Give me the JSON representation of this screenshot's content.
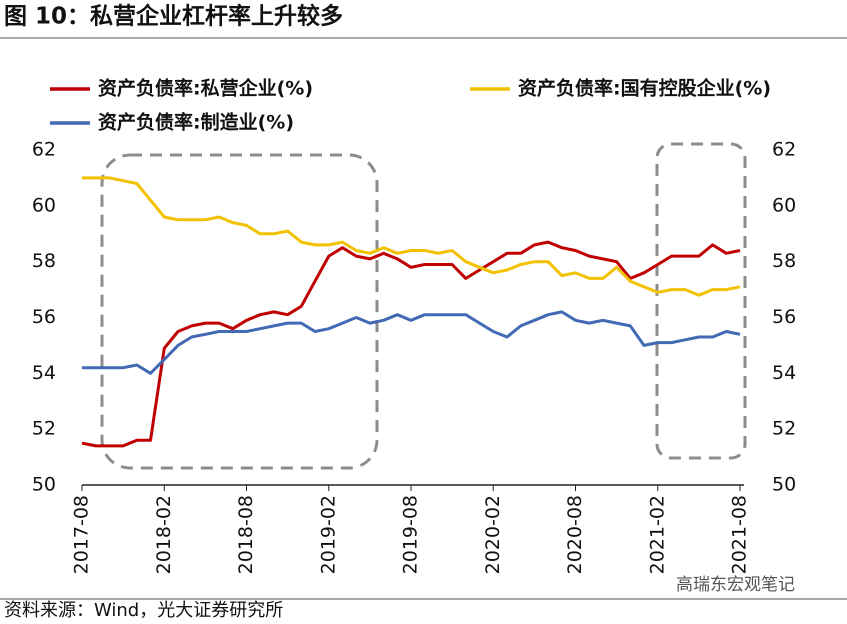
{
  "chart_data": {
    "type": "line",
    "title": "图 10：私营企业杠杆率上升较多",
    "source": "资料来源：Wind，光大证券研究所",
    "watermark": "高瑞东宏观笔记",
    "categories": [
      "2017-08",
      null,
      null,
      null,
      null,
      null,
      "2018-02",
      null,
      null,
      null,
      null,
      null,
      "2018-08",
      null,
      null,
      null,
      null,
      null,
      "2019-02",
      null,
      null,
      null,
      null,
      null,
      "2019-08",
      null,
      null,
      null,
      null,
      null,
      "2020-02",
      null,
      null,
      null,
      null,
      null,
      "2020-08",
      null,
      null,
      null,
      null,
      null,
      "2021-02",
      null,
      null,
      null,
      null,
      null,
      "2021-08"
    ],
    "series": [
      {
        "name": "资产负债率:私营企业(%)",
        "color": "#c00000",
        "values": [
          51.5,
          51.4,
          51.4,
          51.4,
          51.6,
          51.6,
          54.9,
          55.5,
          55.7,
          55.8,
          55.8,
          55.6,
          55.9,
          56.1,
          56.2,
          56.1,
          56.4,
          57.3,
          58.2,
          58.5,
          58.2,
          58.1,
          58.3,
          58.1,
          57.8,
          57.9,
          57.9,
          57.9,
          57.4,
          57.7,
          58.0,
          58.3,
          58.3,
          58.6,
          58.7,
          58.5,
          58.4,
          58.2,
          58.1,
          58.0,
          57.4,
          57.6,
          57.9,
          58.2,
          58.2,
          58.2,
          58.6,
          58.3,
          58.4
        ]
      },
      {
        "name": "资产负债率:国有控股企业(%)",
        "color": "#f2c200",
        "values": [
          61.0,
          61.0,
          61.0,
          60.9,
          60.8,
          60.2,
          59.6,
          59.5,
          59.5,
          59.5,
          59.6,
          59.4,
          59.3,
          59.0,
          59.0,
          59.1,
          58.7,
          58.6,
          58.6,
          58.7,
          58.4,
          58.3,
          58.5,
          58.3,
          58.4,
          58.4,
          58.3,
          58.4,
          58.0,
          57.8,
          57.6,
          57.7,
          57.9,
          58.0,
          58.0,
          57.5,
          57.6,
          57.4,
          57.4,
          57.8,
          57.3,
          57.1,
          56.9,
          57.0,
          57.0,
          56.8,
          57.0,
          57.0,
          57.1
        ]
      },
      {
        "name": "资产负债率:制造业(%)",
        "color": "#4169b4",
        "values": [
          54.2,
          54.2,
          54.2,
          54.2,
          54.3,
          54.0,
          54.5,
          55.0,
          55.3,
          55.4,
          55.5,
          55.5,
          55.5,
          55.6,
          55.7,
          55.8,
          55.8,
          55.5,
          55.6,
          55.8,
          56.0,
          55.8,
          55.9,
          56.1,
          55.9,
          56.1,
          56.1,
          56.1,
          56.1,
          55.8,
          55.5,
          55.3,
          55.7,
          55.9,
          56.1,
          56.2,
          55.9,
          55.8,
          55.9,
          55.8,
          55.7,
          55.0,
          55.1,
          55.1,
          55.2,
          55.3,
          55.3,
          55.5,
          55.4
        ]
      }
    ],
    "ylim": [
      50,
      62
    ],
    "yticks": [
      50,
      52,
      54,
      56,
      58,
      60,
      62
    ],
    "y2lim": [
      50,
      62
    ],
    "y2ticks": [
      50,
      52,
      54,
      56,
      58,
      60,
      62
    ],
    "grid": false
  }
}
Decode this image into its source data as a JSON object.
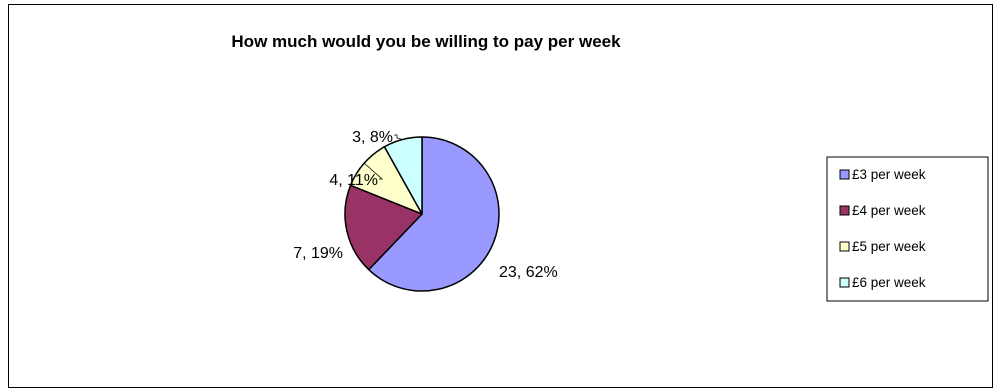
{
  "chart_data": {
    "type": "pie",
    "title": "How much would you be willing to pay per week",
    "legend_position": "right",
    "start_angle_deg": 0,
    "direction": "clockwise",
    "slices": [
      {
        "label": "£3 per week",
        "value": 23,
        "percent": 62,
        "data_label": "23, 62%",
        "color": "#9999FF"
      },
      {
        "label": "£4 per week",
        "value": 7,
        "percent": 19,
        "data_label": "7, 19%",
        "color": "#993366"
      },
      {
        "label": "£5 per week",
        "value": 4,
        "percent": 11,
        "data_label": "4, 11%",
        "color": "#FFFFCC"
      },
      {
        "label": "£6 per week",
        "value": 3,
        "percent": 8,
        "data_label": "3, 8%",
        "color": "#CCFFFF"
      }
    ]
  }
}
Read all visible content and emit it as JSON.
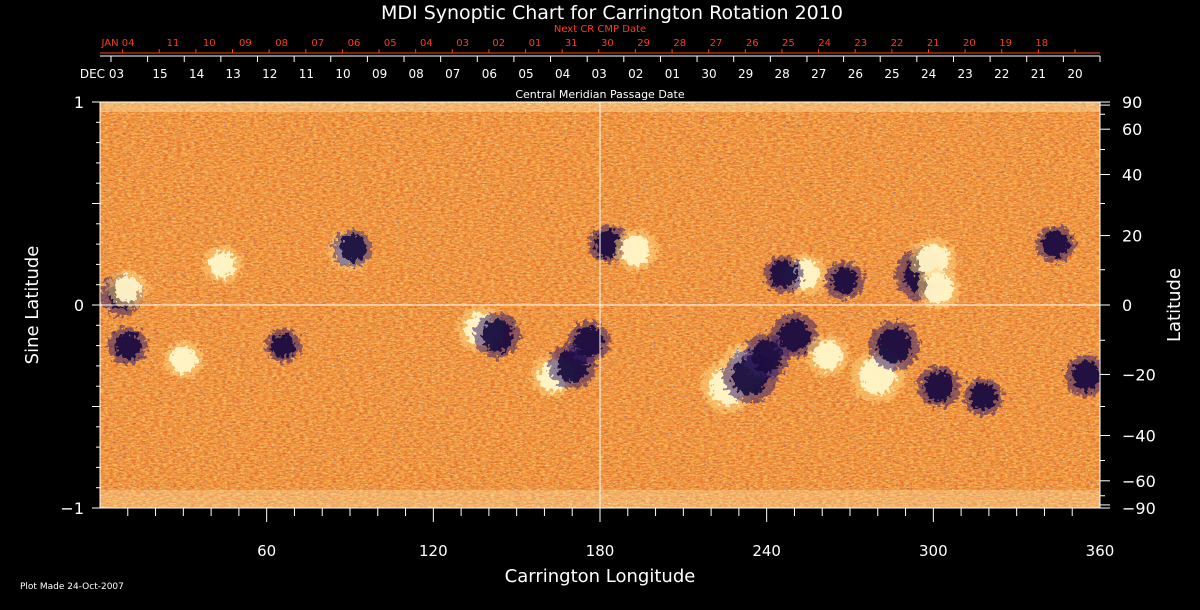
{
  "chart_data": {
    "type": "heatmap",
    "title": "MDI Synoptic Chart for Carrington Rotation 2010",
    "xlabel": "Carrington Longitude",
    "ylabel_left": "Sine Latitude",
    "ylabel_right": "Latitude",
    "top_axis_label": "Central Meridian Passage Date",
    "next_axis_label": "Next CR CMP Date",
    "footer": "Plot Made 24-Oct-2007",
    "xlim": [
      0,
      360
    ],
    "ylim_sine": [
      -1,
      1
    ],
    "x_ticks": [
      60,
      120,
      180,
      240,
      300,
      360
    ],
    "left_ticks": [
      {
        "value": 1,
        "label": "1"
      },
      {
        "value": 0,
        "label": "0"
      },
      {
        "value": -1,
        "label": "−1"
      }
    ],
    "right_ticks": [
      {
        "deg": 90,
        "label": "90"
      },
      {
        "deg": 60,
        "label": "60"
      },
      {
        "deg": 40,
        "label": "40"
      },
      {
        "deg": 20,
        "label": "20"
      },
      {
        "deg": 0,
        "label": "0"
      },
      {
        "deg": -20,
        "label": "−20"
      },
      {
        "deg": -40,
        "label": "−40"
      },
      {
        "deg": -60,
        "label": "−60"
      },
      {
        "deg": -90,
        "label": "−90"
      }
    ],
    "cmp_dates": [
      "DEC 03",
      "15",
      "14",
      "13",
      "12",
      "11",
      "10",
      "09",
      "08",
      "07",
      "06",
      "05",
      "04",
      "03",
      "02",
      "01",
      "30",
      "29",
      "28",
      "27",
      "26",
      "25",
      "24",
      "23",
      "22",
      "21",
      "20"
    ],
    "next_cmp_dates": [
      "JAN 04",
      "11",
      "10",
      "09",
      "08",
      "07",
      "06",
      "05",
      "04",
      "03",
      "02",
      "01",
      "31",
      "30",
      "29",
      "28",
      "27",
      "26",
      "25",
      "24",
      "23",
      "22",
      "21",
      "20",
      "19",
      "18"
    ],
    "colors": {
      "background": "#000000",
      "map_base": "#e0561a",
      "positive_flux": "#fff6c8",
      "negative_flux": "#1a1040",
      "next_axis": "#ff3b1f",
      "axis": "#ffffff"
    },
    "active_regions": [
      {
        "lon": 8,
        "sinlat": 0.05,
        "polarity": "negative",
        "strength": 0.7
      },
      {
        "lon": 10,
        "sinlat": 0.08,
        "polarity": "positive",
        "strength": 0.6
      },
      {
        "lon": 10,
        "sinlat": -0.2,
        "polarity": "negative",
        "strength": 0.6
      },
      {
        "lon": 30,
        "sinlat": -0.27,
        "polarity": "positive",
        "strength": 0.6
      },
      {
        "lon": 44,
        "sinlat": 0.2,
        "polarity": "positive",
        "strength": 0.6
      },
      {
        "lon": 66,
        "sinlat": -0.2,
        "polarity": "negative",
        "strength": 0.5
      },
      {
        "lon": 90,
        "sinlat": 0.27,
        "polarity": "positive",
        "strength": 0.7
      },
      {
        "lon": 91,
        "sinlat": 0.28,
        "polarity": "negative",
        "strength": 0.6
      },
      {
        "lon": 137,
        "sinlat": -0.12,
        "polarity": "positive",
        "strength": 0.8
      },
      {
        "lon": 143,
        "sinlat": -0.15,
        "polarity": "negative",
        "strength": 0.8
      },
      {
        "lon": 163,
        "sinlat": -0.35,
        "polarity": "positive",
        "strength": 0.7
      },
      {
        "lon": 170,
        "sinlat": -0.3,
        "polarity": "negative",
        "strength": 0.8
      },
      {
        "lon": 176,
        "sinlat": -0.18,
        "polarity": "negative",
        "strength": 0.7
      },
      {
        "lon": 183,
        "sinlat": 0.3,
        "polarity": "negative",
        "strength": 0.6
      },
      {
        "lon": 193,
        "sinlat": 0.27,
        "polarity": "positive",
        "strength": 0.7
      },
      {
        "lon": 226,
        "sinlat": -0.4,
        "polarity": "positive",
        "strength": 1.0
      },
      {
        "lon": 232,
        "sinlat": -0.3,
        "polarity": "positive",
        "strength": 0.8
      },
      {
        "lon": 234,
        "sinlat": -0.35,
        "polarity": "negative",
        "strength": 1.0
      },
      {
        "lon": 240,
        "sinlat": -0.25,
        "polarity": "negative",
        "strength": 0.8
      },
      {
        "lon": 250,
        "sinlat": -0.15,
        "polarity": "negative",
        "strength": 0.8
      },
      {
        "lon": 254,
        "sinlat": 0.15,
        "polarity": "positive",
        "strength": 0.7
      },
      {
        "lon": 246,
        "sinlat": 0.15,
        "polarity": "negative",
        "strength": 0.6
      },
      {
        "lon": 262,
        "sinlat": -0.25,
        "polarity": "positive",
        "strength": 0.7
      },
      {
        "lon": 268,
        "sinlat": 0.12,
        "polarity": "negative",
        "strength": 0.6
      },
      {
        "lon": 280,
        "sinlat": -0.35,
        "polarity": "positive",
        "strength": 1.0
      },
      {
        "lon": 286,
        "sinlat": -0.2,
        "polarity": "negative",
        "strength": 0.9
      },
      {
        "lon": 296,
        "sinlat": 0.15,
        "polarity": "negative",
        "strength": 1.0
      },
      {
        "lon": 300,
        "sinlat": 0.22,
        "polarity": "positive",
        "strength": 0.8
      },
      {
        "lon": 302,
        "sinlat": 0.08,
        "polarity": "positive",
        "strength": 0.7
      },
      {
        "lon": 302,
        "sinlat": -0.4,
        "polarity": "negative",
        "strength": 0.7
      },
      {
        "lon": 318,
        "sinlat": -0.45,
        "polarity": "negative",
        "strength": 0.6
      },
      {
        "lon": 344,
        "sinlat": 0.3,
        "polarity": "negative",
        "strength": 0.6
      },
      {
        "lon": 355,
        "sinlat": -0.35,
        "polarity": "negative",
        "strength": 0.7
      }
    ]
  }
}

> **PROBLEM TO WORK ON**:
Which lines hold the word "JSON"? Copy every one of them.

> **THE RESPONSE**:
Give me the JSON representation of this screenshot's content.
Decode this image into its source data as a JSON object.
Read all visible content and emit it as JSON.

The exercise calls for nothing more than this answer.